-- Exercise goal --
Output the line containing "Give me a plain-text" and all subsequent lines of the listing below, copied exactly, with no other lines.

-- Data to use --
=======

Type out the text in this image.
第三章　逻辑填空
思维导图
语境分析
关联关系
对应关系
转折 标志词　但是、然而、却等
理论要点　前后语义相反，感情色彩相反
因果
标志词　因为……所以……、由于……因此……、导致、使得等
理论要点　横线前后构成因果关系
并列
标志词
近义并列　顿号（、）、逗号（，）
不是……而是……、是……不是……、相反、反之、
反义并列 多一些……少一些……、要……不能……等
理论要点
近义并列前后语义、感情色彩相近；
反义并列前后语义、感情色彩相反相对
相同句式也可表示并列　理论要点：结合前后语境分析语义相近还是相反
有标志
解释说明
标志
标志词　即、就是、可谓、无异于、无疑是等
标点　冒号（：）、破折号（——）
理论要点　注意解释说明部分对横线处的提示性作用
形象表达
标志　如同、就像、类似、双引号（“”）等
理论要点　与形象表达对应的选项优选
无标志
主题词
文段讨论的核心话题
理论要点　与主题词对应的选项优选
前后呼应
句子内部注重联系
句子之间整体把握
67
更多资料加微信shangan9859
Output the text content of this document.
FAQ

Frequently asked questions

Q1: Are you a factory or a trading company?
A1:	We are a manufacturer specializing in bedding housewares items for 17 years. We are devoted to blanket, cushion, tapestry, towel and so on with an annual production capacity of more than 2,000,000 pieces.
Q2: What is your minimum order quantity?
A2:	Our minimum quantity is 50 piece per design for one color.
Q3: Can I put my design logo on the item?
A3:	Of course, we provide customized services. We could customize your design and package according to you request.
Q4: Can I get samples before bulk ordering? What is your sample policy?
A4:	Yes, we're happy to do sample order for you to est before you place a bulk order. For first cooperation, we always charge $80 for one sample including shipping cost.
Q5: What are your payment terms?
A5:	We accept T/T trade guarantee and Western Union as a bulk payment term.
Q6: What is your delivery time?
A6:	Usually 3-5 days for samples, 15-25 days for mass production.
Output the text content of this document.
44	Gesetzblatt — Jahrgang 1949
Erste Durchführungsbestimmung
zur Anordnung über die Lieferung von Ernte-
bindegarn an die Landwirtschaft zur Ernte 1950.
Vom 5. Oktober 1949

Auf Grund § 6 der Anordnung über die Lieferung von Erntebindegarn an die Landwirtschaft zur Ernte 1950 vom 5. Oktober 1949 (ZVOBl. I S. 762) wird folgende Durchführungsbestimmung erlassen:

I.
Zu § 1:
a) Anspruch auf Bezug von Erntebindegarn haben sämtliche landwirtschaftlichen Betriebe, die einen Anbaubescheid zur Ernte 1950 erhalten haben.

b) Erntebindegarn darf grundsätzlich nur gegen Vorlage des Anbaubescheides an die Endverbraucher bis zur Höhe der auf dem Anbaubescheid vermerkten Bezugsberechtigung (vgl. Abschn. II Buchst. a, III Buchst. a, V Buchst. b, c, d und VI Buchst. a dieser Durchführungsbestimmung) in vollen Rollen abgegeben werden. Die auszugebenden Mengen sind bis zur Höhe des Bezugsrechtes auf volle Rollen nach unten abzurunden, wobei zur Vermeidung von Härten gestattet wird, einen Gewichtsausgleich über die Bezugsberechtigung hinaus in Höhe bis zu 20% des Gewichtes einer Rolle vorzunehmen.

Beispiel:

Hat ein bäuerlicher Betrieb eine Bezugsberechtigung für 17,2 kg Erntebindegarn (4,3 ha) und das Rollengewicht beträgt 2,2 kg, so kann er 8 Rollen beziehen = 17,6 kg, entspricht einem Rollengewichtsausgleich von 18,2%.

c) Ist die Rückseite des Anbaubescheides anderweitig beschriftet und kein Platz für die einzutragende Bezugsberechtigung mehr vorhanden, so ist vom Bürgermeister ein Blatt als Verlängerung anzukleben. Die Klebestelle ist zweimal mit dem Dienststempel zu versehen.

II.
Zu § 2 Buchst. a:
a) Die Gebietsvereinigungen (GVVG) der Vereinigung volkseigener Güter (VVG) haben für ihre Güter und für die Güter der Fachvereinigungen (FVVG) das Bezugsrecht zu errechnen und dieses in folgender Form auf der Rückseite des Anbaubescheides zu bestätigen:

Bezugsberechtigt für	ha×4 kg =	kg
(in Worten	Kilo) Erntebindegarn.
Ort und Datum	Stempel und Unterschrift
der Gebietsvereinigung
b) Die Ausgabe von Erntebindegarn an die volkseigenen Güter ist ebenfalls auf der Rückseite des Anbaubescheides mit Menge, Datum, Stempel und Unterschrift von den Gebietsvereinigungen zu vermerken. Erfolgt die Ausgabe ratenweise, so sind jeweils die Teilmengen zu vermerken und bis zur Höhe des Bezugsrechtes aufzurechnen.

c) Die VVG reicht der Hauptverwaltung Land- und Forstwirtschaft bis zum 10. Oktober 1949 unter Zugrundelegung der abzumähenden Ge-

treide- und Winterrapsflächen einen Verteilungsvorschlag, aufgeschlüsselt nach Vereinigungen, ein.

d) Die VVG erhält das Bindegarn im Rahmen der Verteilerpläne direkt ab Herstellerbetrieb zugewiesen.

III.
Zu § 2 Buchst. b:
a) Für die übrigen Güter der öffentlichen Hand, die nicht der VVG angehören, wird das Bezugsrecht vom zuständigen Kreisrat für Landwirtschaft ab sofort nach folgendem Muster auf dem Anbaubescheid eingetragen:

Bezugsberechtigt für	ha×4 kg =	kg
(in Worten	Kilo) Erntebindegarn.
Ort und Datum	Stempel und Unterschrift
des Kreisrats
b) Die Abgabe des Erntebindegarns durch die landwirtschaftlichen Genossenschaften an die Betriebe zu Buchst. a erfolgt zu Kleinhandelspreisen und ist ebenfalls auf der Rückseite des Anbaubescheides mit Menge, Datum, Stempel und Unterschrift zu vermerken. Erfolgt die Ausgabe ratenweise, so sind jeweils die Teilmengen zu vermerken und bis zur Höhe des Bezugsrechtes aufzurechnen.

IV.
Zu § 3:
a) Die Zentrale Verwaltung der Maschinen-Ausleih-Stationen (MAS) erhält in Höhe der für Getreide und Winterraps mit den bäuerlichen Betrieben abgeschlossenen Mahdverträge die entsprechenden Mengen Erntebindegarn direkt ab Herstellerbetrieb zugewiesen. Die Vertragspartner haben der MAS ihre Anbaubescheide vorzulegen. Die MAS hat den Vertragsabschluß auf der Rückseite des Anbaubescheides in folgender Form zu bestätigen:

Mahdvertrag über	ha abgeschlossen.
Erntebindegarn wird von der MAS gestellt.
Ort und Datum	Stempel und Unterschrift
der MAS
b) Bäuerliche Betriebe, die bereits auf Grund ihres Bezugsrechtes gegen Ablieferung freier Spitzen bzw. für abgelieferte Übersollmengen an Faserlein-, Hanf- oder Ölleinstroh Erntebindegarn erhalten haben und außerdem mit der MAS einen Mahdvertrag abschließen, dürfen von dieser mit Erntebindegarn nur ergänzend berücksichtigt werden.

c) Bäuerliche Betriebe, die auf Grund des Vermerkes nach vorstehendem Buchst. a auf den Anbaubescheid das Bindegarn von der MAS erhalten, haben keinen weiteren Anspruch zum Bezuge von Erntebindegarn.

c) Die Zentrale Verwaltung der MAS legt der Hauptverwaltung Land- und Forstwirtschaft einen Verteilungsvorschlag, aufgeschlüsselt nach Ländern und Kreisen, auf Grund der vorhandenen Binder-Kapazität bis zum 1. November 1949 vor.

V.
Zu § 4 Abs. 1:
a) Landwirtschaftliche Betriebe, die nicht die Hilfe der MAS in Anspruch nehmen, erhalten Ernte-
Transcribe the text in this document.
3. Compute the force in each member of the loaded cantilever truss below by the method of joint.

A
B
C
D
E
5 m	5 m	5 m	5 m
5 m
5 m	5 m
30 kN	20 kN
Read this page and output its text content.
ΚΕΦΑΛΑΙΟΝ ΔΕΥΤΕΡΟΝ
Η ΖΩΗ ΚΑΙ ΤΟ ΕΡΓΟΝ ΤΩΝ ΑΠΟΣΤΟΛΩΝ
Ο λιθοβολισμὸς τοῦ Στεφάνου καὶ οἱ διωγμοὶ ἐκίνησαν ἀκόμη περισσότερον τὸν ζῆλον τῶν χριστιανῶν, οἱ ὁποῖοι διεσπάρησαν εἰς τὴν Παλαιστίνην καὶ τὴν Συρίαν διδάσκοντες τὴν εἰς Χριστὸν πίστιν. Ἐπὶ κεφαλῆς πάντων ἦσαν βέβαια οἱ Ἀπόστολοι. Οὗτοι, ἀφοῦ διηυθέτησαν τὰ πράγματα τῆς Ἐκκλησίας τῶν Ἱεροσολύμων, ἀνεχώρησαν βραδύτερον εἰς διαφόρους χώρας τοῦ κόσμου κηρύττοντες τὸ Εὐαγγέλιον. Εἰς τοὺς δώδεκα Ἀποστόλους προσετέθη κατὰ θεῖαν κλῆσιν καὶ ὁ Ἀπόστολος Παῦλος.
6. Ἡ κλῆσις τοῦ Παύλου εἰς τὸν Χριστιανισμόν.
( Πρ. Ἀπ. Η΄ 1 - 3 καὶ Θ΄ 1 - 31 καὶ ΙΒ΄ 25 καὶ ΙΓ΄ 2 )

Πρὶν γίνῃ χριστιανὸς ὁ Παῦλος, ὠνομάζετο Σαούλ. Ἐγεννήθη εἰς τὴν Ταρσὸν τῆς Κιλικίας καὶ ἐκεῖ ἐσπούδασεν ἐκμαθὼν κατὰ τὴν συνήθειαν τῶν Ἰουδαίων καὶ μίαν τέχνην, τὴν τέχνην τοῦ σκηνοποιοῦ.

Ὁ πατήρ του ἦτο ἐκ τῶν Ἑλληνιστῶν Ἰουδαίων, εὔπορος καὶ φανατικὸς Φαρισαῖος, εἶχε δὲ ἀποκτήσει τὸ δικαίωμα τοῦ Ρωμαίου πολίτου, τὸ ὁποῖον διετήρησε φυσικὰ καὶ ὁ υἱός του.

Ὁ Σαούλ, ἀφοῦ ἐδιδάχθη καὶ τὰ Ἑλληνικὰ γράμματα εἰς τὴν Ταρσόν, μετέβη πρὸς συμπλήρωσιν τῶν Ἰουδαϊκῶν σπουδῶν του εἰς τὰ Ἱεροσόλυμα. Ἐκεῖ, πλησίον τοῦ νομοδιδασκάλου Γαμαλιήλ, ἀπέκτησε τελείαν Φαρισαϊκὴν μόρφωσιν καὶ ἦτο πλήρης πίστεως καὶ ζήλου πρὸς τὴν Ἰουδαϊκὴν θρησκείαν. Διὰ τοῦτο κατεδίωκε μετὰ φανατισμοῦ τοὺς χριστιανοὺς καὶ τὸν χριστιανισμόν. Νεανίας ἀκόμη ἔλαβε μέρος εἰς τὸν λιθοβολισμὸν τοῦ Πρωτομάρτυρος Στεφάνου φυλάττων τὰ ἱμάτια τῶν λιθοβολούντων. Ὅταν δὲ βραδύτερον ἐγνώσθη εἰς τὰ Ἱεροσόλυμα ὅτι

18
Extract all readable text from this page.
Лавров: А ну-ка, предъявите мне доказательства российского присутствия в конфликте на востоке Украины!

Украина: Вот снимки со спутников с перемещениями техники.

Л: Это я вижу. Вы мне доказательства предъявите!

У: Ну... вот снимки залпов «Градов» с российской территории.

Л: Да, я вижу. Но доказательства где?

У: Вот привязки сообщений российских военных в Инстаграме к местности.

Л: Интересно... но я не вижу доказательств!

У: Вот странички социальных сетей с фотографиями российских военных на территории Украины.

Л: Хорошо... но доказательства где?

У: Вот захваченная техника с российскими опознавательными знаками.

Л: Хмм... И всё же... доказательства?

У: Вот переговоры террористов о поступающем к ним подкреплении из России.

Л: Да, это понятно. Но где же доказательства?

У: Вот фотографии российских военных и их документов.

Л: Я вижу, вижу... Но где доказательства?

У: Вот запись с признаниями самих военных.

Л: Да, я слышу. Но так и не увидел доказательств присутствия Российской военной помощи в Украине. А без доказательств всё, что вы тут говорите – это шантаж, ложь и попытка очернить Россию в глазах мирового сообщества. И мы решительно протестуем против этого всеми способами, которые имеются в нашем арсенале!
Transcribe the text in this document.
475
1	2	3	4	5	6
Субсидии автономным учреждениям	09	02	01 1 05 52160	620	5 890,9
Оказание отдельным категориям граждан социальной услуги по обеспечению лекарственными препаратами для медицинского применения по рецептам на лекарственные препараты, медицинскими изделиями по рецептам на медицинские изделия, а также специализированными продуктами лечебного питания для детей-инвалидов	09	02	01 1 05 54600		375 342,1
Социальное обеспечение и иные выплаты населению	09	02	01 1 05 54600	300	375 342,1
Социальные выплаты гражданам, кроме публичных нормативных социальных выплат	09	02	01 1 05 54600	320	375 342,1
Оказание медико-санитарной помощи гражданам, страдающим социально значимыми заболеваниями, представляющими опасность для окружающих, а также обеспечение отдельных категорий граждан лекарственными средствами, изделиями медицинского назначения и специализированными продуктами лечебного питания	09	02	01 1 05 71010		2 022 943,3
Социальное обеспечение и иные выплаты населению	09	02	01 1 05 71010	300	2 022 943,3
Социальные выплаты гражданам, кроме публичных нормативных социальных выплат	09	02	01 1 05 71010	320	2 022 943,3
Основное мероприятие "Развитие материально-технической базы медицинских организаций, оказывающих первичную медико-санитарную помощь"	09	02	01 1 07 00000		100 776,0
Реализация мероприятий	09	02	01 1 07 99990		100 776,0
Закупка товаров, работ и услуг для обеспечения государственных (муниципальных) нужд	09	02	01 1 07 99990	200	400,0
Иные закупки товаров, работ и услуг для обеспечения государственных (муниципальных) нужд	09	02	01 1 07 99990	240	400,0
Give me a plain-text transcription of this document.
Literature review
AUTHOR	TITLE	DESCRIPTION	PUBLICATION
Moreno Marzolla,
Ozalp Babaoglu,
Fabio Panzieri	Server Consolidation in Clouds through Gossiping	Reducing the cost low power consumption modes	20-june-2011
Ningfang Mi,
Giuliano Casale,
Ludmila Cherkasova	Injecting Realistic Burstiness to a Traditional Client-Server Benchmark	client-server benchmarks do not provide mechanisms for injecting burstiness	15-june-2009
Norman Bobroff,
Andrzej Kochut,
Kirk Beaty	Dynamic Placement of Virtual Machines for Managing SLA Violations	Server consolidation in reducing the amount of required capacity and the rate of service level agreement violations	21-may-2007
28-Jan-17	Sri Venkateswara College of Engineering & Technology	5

=======

-- Full solution --
Give me a plain-text transcription of this document.
Literature review
AUTHOR	TITLE	DESCRIPTION	PUBLICATION
Moreno Marzolla,
Ozalp Babaoglu,
Fabio Panzieri	Server Consolidation in Clouds through Gossiping	Reducing the cost low power consumption modes	20-june-2011
Ningfang Mi,
Giuliano Casale,
Ludmila Cherkasova	Injecting Realistic Burstiness to a Traditional Client-Server Benchmark	client-server benchmarks do not provide mechanisms for injecting burstiness	15-june-2009
Norman Bobroff,
Andrzej Kochut,
Kirk Beaty	Dynamic Placement of Virtual Machines for Managing SLA Violations	Server consolidation in reducing the amount of required capacity and the rate of service level agreement violations	21-may-2007
28-Jan-17	Sri Venkateswara College of Engineering & Technology	5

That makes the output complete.